* BEGIN DATA PROVIDED *
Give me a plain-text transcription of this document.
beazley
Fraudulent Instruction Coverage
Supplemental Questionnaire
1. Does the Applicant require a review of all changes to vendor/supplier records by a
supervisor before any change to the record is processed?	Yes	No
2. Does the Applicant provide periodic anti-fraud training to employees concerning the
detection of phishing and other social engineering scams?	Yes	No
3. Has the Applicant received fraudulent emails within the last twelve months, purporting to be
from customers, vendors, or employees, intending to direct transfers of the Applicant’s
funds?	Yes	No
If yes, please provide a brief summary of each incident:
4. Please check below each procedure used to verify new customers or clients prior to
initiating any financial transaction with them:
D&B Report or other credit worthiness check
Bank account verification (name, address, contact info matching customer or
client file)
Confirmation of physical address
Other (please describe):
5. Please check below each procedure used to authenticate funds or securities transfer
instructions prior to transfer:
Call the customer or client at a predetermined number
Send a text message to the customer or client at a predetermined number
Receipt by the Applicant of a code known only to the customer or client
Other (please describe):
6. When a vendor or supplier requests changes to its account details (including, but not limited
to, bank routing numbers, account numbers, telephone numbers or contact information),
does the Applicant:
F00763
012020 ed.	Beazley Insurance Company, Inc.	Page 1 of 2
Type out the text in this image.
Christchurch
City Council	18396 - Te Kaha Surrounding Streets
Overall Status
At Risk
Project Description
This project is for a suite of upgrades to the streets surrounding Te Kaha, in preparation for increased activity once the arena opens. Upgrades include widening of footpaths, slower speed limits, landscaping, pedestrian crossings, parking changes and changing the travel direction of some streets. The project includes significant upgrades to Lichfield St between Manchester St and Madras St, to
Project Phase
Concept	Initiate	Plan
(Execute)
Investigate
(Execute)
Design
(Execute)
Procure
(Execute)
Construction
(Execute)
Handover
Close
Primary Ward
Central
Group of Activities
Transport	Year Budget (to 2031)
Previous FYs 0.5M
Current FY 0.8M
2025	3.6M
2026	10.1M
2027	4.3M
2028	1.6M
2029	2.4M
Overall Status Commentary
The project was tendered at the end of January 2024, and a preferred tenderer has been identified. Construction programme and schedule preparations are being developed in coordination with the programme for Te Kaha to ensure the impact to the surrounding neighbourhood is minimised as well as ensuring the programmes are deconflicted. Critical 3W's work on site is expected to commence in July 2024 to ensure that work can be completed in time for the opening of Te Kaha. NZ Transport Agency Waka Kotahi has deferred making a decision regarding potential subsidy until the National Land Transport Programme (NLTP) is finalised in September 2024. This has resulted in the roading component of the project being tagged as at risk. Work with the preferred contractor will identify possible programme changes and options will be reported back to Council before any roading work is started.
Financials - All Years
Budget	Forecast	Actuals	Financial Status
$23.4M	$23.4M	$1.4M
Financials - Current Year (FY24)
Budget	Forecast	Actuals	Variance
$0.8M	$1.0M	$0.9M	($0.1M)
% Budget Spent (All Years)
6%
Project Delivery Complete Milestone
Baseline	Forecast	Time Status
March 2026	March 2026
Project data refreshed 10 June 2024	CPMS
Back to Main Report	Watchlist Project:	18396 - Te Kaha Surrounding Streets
* END DATA PROVIDED *
• PROBLEM:
From the entries above, copy every line where the word "Years" shows up.

• ANSWER:
Financials - All Years
% Budget Spent (All Years)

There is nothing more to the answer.